+++ Material for this task

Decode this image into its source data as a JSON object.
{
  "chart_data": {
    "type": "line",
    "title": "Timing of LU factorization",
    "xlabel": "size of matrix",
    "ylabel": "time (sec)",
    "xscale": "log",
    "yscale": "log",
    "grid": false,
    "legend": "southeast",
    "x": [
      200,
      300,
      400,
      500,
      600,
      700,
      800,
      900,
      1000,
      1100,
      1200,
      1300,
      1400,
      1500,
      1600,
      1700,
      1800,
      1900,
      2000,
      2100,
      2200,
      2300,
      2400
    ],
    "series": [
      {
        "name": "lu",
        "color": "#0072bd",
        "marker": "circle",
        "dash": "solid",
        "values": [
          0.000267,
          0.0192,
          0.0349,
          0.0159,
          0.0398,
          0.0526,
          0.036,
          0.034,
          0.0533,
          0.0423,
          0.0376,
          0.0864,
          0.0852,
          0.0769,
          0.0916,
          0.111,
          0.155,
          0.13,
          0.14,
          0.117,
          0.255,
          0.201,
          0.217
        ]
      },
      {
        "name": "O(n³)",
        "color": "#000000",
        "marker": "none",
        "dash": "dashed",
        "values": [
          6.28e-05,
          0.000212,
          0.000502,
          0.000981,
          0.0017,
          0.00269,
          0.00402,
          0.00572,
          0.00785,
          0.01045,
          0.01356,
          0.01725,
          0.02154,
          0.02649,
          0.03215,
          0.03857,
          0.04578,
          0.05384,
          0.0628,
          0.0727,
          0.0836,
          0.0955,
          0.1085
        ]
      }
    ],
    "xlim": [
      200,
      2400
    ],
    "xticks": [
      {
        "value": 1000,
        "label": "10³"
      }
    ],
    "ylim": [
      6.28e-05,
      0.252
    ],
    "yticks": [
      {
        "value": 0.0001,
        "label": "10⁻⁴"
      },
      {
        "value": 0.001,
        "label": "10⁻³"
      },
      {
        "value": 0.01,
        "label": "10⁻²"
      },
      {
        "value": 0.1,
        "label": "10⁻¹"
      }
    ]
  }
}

++++++

* **Prompt**
Above are some records; repeat all of them exactly.

* **Task response**
Decode this image into its source data as a JSON object.
{
  "chart_data": {
    "type": "line",
    "title": "Timing of LU factorization",
    "xlabel": "size of matrix",
    "ylabel": "time (sec)",
    "xscale": "log",
    "yscale": "log",
    "grid": false,
    "legend": "southeast",
    "x": [
      200,
      300,
      400,
      500,
      600,
      700,
      800,
      900,
      1000,
      1100,
      1200,
      1300,
      1400,
      1500,
      1600,
      1700,
      1800,
      1900,
      2000,
      2100,
      2200,
      2300,
      2400
    ],
    "series": [
      {
        "name": "lu",
        "color": "#0072bd",
        "marker": "circle",
        "dash": "solid",
        "values": [
          0.000267,
          0.0192,
          0.0349,
          0.0159,
          0.0398,
          0.0526,
          0.036,
          0.034,
          0.0533,
          0.0423,
          0.0376,
          0.0864,
          0.0852,
          0.0769,
          0.0916,
          0.111,
          0.155,
          0.13,
          0.14,
          0.117,
          0.255,
          0.201,
          0.217
        ]
      },
      {
        "name": "O(n³)",
        "color": "#000000",
        "marker": "none",
        "dash": "dashed",
        "values": [
          6.28e-05,
          0.000212,
          0.000502,
          0.000981,
          0.0017,
          0.00269,
          0.00402,
          0.00572,
          0.00785,
          0.01045,
          0.01356,
          0.01725,
          0.02154,
          0.02649,
          0.03215,
          0.03857,
          0.04578,
          0.05384,
          0.0628,
          0.0727,
          0.0836,
          0.0955,
          0.1085
        ]
      }
    ],
    "xlim": [
      200,
      2400
    ],
    "xticks": [
      {
        "value": 1000,
        "label": "10³"
      }
    ],
    "ylim": [
      6.28e-05,
      0.252
    ],
    "yticks": [
      {
        "value": 0.0001,
        "label": "10⁻⁴"
      },
      {
        "value": 0.001,
        "label": "10⁻³"
      },
      {
        "value": 0.01,
        "label": "10⁻²"
      },
      {
        "value": 0.1,
        "label": "10⁻¹"
      }
    ]
  }
}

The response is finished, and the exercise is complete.